▶ DATASET ROWS:
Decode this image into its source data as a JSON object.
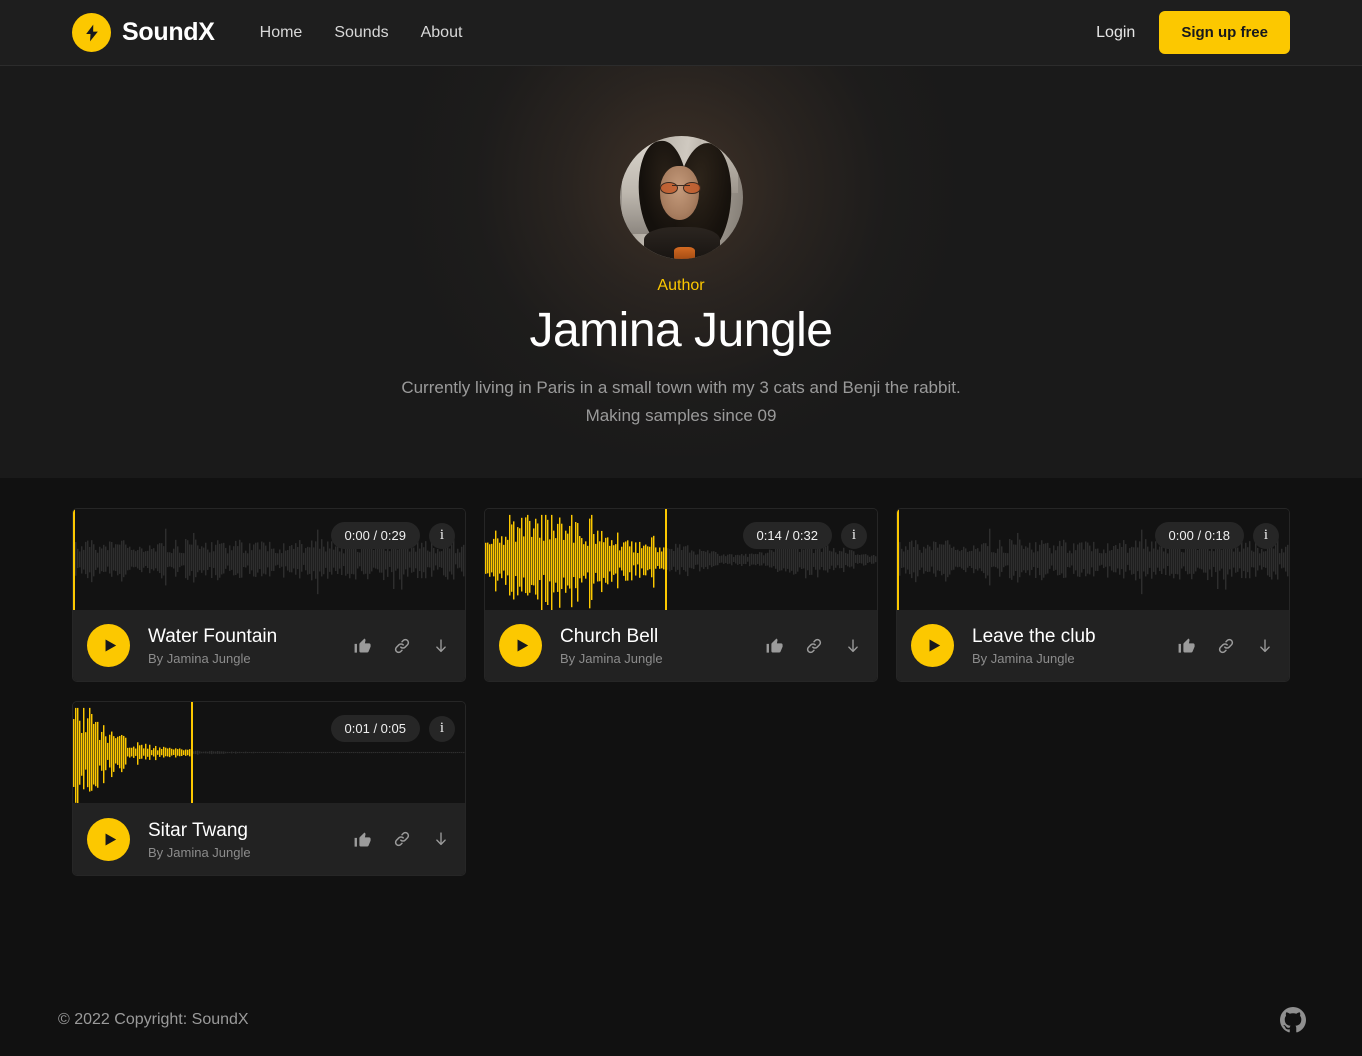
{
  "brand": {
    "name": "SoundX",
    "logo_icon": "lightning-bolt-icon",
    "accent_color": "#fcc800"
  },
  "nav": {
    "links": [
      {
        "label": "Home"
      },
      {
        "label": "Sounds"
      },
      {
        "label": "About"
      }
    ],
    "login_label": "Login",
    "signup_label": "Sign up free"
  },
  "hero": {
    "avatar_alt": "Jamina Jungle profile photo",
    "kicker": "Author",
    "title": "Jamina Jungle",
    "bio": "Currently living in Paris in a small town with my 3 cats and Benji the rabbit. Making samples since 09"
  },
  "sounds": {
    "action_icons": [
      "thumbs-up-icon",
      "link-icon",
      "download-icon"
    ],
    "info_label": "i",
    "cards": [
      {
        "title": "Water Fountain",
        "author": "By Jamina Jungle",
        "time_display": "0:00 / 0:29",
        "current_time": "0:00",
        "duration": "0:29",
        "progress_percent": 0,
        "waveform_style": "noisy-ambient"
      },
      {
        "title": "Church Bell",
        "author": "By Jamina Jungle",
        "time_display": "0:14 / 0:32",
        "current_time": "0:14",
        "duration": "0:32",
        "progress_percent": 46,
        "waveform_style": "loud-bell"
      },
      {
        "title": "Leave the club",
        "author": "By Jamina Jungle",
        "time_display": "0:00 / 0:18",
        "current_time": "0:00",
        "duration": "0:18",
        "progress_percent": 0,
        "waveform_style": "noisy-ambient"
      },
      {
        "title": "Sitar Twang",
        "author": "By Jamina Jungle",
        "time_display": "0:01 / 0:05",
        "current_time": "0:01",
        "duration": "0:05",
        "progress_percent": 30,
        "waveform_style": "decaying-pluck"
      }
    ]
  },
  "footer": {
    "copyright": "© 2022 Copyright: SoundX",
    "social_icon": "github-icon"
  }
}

▶ DESCRIPTION OF THE TASK: Omit the pictures and give the material again, exactly and in full.

▶ ANSWER IN FULL:
Decode this image into its source data as a JSON object.
{
  "brand": {
    "name": "SoundX",
    "logo_icon": "lightning-bolt-icon",
    "accent_color": "#fcc800"
  },
  "nav": {
    "links": [
      {
        "label": "Home"
      },
      {
        "label": "Sounds"
      },
      {
        "label": "About"
      }
    ],
    "login_label": "Login",
    "signup_label": "Sign up free"
  },
  "hero": {
    "avatar_alt": "Jamina Jungle profile photo",
    "kicker": "Author",
    "title": "Jamina Jungle",
    "bio": "Currently living in Paris in a small town with my 3 cats and Benji the rabbit. Making samples since 09"
  },
  "sounds": {
    "action_icons": [
      "thumbs-up-icon",
      "link-icon",
      "download-icon"
    ],
    "info_label": "i",
    "cards": [
      {
        "title": "Water Fountain",
        "author": "By Jamina Jungle",
        "time_display": "0:00 / 0:29",
        "current_time": "0:00",
        "duration": "0:29",
        "progress_percent": 0,
        "waveform_style": "noisy-ambient"
      },
      {
        "title": "Church Bell",
        "author": "By Jamina Jungle",
        "time_display": "0:14 / 0:32",
        "current_time": "0:14",
        "duration": "0:32",
        "progress_percent": 46,
        "waveform_style": "loud-bell"
      },
      {
        "title": "Leave the club",
        "author": "By Jamina Jungle",
        "time_display": "0:00 / 0:18",
        "current_time": "0:00",
        "duration": "0:18",
        "progress_percent": 0,
        "waveform_style": "noisy-ambient"
      },
      {
        "title": "Sitar Twang",
        "author": "By Jamina Jungle",
        "time_display": "0:01 / 0:05",
        "current_time": "0:01",
        "duration": "0:05",
        "progress_percent": 30,
        "waveform_style": "decaying-pluck"
      }
    ]
  },
  "footer": {
    "copyright": "© 2022 Copyright: SoundX",
    "social_icon": "github-icon"
  }
}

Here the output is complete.